▶ _Directions for this task_
Search the listing below for the string "local" and show each line that contains it.

▶ _Data items_

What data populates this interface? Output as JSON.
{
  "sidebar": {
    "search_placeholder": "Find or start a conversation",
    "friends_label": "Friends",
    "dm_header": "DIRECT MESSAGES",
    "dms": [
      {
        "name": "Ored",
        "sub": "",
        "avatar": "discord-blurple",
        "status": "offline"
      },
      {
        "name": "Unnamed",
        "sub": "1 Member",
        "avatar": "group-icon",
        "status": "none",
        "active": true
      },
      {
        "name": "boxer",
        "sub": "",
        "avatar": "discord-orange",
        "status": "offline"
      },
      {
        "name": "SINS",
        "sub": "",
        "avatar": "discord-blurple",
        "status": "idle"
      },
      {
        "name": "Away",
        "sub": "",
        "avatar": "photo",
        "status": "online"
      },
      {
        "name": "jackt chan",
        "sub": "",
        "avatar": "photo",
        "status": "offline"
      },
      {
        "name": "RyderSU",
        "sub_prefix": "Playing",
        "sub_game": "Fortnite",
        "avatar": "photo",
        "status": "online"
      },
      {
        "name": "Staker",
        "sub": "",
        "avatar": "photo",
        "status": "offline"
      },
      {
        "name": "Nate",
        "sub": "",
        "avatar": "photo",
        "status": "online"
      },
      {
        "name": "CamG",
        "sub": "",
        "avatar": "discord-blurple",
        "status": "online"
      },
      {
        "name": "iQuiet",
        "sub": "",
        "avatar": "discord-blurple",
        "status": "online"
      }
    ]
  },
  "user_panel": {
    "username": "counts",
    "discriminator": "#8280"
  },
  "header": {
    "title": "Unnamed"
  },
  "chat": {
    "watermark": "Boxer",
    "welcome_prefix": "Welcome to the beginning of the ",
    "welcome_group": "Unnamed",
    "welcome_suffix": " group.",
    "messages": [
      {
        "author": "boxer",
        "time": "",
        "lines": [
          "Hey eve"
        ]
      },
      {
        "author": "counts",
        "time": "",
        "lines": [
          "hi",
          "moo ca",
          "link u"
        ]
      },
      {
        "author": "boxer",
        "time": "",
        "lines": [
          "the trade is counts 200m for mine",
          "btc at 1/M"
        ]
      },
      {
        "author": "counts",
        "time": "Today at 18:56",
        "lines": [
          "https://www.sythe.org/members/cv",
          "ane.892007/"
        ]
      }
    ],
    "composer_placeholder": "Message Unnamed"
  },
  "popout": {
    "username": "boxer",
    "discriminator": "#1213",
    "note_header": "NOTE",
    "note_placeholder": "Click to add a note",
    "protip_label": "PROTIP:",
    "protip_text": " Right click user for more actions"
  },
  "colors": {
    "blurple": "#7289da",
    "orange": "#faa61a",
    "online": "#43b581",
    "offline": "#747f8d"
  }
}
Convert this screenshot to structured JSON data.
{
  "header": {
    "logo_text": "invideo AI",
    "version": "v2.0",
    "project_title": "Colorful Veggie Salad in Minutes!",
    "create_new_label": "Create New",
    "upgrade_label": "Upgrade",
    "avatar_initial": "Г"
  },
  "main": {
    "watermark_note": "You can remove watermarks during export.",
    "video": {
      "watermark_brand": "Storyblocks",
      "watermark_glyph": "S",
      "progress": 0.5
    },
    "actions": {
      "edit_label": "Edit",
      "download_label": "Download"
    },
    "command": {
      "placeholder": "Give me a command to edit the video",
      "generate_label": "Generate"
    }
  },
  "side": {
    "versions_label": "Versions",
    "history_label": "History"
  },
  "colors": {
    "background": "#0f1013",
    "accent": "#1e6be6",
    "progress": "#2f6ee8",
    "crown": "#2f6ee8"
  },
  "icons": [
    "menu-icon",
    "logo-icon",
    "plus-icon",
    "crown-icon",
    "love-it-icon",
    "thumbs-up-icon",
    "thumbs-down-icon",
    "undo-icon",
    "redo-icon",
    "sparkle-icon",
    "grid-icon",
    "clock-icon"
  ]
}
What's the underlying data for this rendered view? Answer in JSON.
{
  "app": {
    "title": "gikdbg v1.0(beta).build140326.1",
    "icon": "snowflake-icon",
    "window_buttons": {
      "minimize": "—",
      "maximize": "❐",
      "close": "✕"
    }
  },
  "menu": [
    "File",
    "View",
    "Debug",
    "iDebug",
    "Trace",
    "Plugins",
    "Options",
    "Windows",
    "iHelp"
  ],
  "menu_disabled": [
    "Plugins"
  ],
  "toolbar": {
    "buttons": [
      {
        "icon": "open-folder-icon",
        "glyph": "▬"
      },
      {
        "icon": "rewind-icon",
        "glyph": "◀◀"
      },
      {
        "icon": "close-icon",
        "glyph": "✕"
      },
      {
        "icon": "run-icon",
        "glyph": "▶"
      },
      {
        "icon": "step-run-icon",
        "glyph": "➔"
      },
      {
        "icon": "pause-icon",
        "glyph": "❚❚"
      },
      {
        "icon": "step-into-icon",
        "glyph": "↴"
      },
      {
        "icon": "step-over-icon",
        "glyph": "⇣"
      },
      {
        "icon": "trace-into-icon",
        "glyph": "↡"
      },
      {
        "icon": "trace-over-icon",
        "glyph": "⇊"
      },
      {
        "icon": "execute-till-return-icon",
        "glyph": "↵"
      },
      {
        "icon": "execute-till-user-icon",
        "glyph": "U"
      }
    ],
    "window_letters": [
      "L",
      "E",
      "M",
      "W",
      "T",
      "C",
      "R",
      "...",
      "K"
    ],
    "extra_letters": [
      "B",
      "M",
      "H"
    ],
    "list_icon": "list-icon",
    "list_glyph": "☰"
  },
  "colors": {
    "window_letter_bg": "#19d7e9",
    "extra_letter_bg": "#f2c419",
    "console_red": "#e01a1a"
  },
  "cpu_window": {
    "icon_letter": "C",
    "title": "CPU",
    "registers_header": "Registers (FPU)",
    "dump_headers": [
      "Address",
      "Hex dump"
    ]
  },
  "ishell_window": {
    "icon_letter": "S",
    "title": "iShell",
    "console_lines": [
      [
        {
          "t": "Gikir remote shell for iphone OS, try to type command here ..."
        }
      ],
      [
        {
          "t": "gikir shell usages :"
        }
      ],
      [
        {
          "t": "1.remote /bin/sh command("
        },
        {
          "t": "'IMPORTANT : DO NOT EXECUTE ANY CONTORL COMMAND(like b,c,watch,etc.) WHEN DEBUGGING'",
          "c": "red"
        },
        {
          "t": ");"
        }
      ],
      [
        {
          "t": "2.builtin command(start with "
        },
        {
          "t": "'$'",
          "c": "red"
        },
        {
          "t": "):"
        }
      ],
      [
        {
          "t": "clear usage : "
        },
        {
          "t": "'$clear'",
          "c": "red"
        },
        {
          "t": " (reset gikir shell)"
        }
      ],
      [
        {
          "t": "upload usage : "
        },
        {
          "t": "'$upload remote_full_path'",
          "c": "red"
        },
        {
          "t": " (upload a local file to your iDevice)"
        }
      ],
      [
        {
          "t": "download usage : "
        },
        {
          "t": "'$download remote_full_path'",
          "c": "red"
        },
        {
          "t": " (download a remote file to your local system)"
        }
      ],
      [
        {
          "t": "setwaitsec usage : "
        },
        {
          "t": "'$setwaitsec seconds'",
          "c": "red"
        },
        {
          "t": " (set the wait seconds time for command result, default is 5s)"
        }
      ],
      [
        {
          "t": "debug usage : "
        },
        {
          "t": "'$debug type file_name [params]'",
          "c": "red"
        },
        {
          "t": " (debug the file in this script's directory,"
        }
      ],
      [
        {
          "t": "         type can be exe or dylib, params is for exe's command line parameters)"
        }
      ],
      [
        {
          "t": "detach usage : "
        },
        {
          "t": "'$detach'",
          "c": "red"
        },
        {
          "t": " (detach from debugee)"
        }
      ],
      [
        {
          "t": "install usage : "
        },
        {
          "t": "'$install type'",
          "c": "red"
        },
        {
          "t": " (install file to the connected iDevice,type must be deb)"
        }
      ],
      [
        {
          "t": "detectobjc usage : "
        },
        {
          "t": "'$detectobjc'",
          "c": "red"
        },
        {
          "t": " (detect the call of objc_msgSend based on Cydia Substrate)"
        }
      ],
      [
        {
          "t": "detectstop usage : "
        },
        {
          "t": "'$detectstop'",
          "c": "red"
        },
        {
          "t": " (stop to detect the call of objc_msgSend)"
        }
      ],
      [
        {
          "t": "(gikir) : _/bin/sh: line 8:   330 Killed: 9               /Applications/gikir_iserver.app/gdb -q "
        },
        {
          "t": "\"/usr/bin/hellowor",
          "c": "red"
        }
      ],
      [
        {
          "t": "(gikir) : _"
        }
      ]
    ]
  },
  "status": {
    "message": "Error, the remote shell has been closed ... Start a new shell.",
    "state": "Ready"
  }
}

▶ _Result for this exercise_
          "t": " (upload a local file to your iDevice)"
          "t": " (download a remote file to your local system)"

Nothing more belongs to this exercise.